What the exercise asks —
Keep every line where the word "Manufacturing" appears; drop the rest.

Items listed in a dataset

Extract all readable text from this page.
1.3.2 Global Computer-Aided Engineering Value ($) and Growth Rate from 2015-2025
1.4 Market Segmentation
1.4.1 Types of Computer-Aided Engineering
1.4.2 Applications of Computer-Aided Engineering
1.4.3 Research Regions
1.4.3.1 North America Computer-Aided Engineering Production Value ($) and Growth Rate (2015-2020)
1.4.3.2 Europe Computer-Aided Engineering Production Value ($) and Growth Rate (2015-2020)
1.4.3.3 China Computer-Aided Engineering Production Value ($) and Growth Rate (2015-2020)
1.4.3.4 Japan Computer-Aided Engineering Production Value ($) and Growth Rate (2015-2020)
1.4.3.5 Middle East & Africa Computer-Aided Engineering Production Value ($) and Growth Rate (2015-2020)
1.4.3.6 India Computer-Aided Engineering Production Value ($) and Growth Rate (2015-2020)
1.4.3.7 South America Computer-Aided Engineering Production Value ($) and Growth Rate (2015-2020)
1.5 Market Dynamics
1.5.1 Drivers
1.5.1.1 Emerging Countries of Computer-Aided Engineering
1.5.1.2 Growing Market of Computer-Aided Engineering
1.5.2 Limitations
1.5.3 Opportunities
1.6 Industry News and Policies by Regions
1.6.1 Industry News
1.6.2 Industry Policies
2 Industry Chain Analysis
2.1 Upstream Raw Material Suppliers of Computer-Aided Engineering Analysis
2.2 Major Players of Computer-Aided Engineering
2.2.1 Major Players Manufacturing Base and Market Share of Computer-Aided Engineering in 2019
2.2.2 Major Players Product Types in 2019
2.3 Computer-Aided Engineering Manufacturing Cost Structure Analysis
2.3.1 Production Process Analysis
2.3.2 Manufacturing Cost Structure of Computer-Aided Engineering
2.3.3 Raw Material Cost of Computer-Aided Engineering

* * *

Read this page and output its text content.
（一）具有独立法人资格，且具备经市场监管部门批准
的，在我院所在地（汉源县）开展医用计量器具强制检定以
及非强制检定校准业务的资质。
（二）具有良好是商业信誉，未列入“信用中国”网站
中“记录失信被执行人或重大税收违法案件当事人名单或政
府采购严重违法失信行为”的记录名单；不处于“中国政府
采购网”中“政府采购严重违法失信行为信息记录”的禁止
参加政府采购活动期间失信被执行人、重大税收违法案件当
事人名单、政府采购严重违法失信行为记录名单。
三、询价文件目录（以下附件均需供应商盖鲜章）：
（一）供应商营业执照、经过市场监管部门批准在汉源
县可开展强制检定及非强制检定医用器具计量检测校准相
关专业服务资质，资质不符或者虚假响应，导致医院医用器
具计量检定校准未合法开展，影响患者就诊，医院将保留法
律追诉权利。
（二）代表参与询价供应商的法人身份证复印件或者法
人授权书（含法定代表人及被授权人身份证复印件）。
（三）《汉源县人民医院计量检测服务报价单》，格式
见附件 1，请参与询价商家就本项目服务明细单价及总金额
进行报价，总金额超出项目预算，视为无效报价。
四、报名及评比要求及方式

Expected answer —
2.2.1 Major Players Manufacturing Base and Market Share of Computer-Aided Engineering in 2019
2.3 Computer-Aided Engineering Manufacturing Cost Structure Analysis
2.3.2 Manufacturing Cost Structure of Computer-Aided Engineering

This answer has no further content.